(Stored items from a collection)
——————————

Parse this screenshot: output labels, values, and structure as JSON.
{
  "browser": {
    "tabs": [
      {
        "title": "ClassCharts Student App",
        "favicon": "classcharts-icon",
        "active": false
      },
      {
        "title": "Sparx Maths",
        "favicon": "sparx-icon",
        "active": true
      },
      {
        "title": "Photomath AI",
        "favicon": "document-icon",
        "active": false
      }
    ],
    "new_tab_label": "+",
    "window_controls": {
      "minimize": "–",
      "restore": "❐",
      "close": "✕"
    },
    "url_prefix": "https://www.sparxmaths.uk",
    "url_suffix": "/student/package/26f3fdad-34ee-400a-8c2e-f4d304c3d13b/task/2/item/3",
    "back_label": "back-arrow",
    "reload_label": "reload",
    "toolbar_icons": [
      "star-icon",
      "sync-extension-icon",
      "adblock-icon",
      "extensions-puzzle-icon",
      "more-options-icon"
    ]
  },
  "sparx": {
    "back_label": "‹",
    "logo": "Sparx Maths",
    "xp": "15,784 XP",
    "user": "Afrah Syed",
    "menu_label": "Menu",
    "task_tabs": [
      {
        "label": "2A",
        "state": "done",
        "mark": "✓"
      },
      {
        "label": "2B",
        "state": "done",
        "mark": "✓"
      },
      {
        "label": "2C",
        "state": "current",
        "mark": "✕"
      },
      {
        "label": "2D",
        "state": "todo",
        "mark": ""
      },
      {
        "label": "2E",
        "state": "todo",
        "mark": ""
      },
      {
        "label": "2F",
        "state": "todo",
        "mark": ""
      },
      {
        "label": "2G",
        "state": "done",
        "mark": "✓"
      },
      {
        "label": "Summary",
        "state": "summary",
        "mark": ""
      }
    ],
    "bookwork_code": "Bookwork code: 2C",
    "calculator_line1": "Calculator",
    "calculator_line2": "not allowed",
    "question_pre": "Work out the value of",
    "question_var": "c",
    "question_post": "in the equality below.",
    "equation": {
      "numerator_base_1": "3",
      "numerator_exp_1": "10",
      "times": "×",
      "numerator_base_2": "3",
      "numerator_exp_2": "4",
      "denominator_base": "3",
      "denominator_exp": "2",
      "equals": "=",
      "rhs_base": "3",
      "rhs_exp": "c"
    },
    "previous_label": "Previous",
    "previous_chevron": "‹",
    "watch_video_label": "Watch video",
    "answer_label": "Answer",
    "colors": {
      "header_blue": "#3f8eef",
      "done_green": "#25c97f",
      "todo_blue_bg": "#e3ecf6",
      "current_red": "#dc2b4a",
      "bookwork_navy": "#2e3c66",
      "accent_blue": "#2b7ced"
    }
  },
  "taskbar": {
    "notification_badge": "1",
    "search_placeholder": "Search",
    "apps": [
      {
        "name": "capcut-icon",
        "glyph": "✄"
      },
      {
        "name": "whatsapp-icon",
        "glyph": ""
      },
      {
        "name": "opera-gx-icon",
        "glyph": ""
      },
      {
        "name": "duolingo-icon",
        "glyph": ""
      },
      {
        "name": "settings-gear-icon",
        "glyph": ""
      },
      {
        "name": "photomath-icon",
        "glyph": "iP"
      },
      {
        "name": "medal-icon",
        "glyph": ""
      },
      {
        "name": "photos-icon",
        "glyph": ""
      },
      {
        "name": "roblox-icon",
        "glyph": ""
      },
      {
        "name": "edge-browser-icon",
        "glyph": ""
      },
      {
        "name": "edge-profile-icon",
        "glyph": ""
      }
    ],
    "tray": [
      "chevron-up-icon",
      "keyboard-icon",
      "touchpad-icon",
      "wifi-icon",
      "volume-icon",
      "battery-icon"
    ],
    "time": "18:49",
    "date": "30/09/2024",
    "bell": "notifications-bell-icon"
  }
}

——————————

What to work on: Repeat each record exactly. Omit nothing.

Worked solution:
Parse this screenshot: output labels, values, and structure as JSON.
{
  "browser": {
    "tabs": [
      {
        "title": "ClassCharts Student App",
        "favicon": "classcharts-icon",
        "active": false
      },
      {
        "title": "Sparx Maths",
        "favicon": "sparx-icon",
        "active": true
      },
      {
        "title": "Photomath AI",
        "favicon": "document-icon",
        "active": false
      }
    ],
    "new_tab_label": "+",
    "window_controls": {
      "minimize": "–",
      "restore": "❐",
      "close": "✕"
    },
    "url_prefix": "https://www.sparxmaths.uk",
    "url_suffix": "/student/package/26f3fdad-34ee-400a-8c2e-f4d304c3d13b/task/2/item/3",
    "back_label": "back-arrow",
    "reload_label": "reload",
    "toolbar_icons": [
      "star-icon",
      "sync-extension-icon",
      "adblock-icon",
      "extensions-puzzle-icon",
      "more-options-icon"
    ]
  },
  "sparx": {
    "back_label": "‹",
    "logo": "Sparx Maths",
    "xp": "15,784 XP",
    "user": "Afrah Syed",
    "menu_label": "Menu",
    "task_tabs": [
      {
        "label": "2A",
        "state": "done",
        "mark": "✓"
      },
      {
        "label": "2B",
        "state": "done",
        "mark": "✓"
      },
      {
        "label": "2C",
        "state": "current",
        "mark": "✕"
      },
      {
        "label": "2D",
        "state": "todo",
        "mark": ""
      },
      {
        "label": "2E",
        "state": "todo",
        "mark": ""
      },
      {
        "label": "2F",
        "state": "todo",
        "mark": ""
      },
      {
        "label": "2G",
        "state": "done",
        "mark": "✓"
      },
      {
        "label": "Summary",
        "state": "summary",
        "mark": ""
      }
    ],
    "bookwork_code": "Bookwork code: 2C",
    "calculator_line1": "Calculator",
    "calculator_line2": "not allowed",
    "question_pre": "Work out the value of",
    "question_var": "c",
    "question_post": "in the equality below.",
    "equation": {
      "numerator_base_1": "3",
      "numerator_exp_1": "10",
      "times": "×",
      "numerator_base_2": "3",
      "numerator_exp_2": "4",
      "denominator_base": "3",
      "denominator_exp": "2",
      "equals": "=",
      "rhs_base": "3",
      "rhs_exp": "c"
    },
    "previous_label": "Previous",
    "previous_chevron": "‹",
    "watch_video_label": "Watch video",
    "answer_label": "Answer",
    "colors": {
      "header_blue": "#3f8eef",
      "done_green": "#25c97f",
      "todo_blue_bg": "#e3ecf6",
      "current_red": "#dc2b4a",
      "bookwork_navy": "#2e3c66",
      "accent_blue": "#2b7ced"
    }
  },
  "taskbar": {
    "notification_badge": "1",
    "search_placeholder": "Search",
    "apps": [
      {
        "name": "capcut-icon",
        "glyph": "✄"
      },
      {
        "name": "whatsapp-icon",
        "glyph": ""
      },
      {
        "name": "opera-gx-icon",
        "glyph": ""
      },
      {
        "name": "duolingo-icon",
        "glyph": ""
      },
      {
        "name": "settings-gear-icon",
        "glyph": ""
      },
      {
        "name": "photomath-icon",
        "glyph": "iP"
      },
      {
        "name": "medal-icon",
        "glyph": ""
      },
      {
        "name": "photos-icon",
        "glyph": ""
      },
      {
        "name": "roblox-icon",
        "glyph": ""
      },
      {
        "name": "edge-browser-icon",
        "glyph": ""
      },
      {
        "name": "edge-profile-icon",
        "glyph": ""
      }
    ],
    "tray": [
      "chevron-up-icon",
      "keyboard-icon",
      "touchpad-icon",
      "wifi-icon",
      "volume-icon",
      "battery-icon"
    ],
    "time": "18:49",
    "date": "30/09/2024",
    "bell": "notifications-bell-icon"
  }
}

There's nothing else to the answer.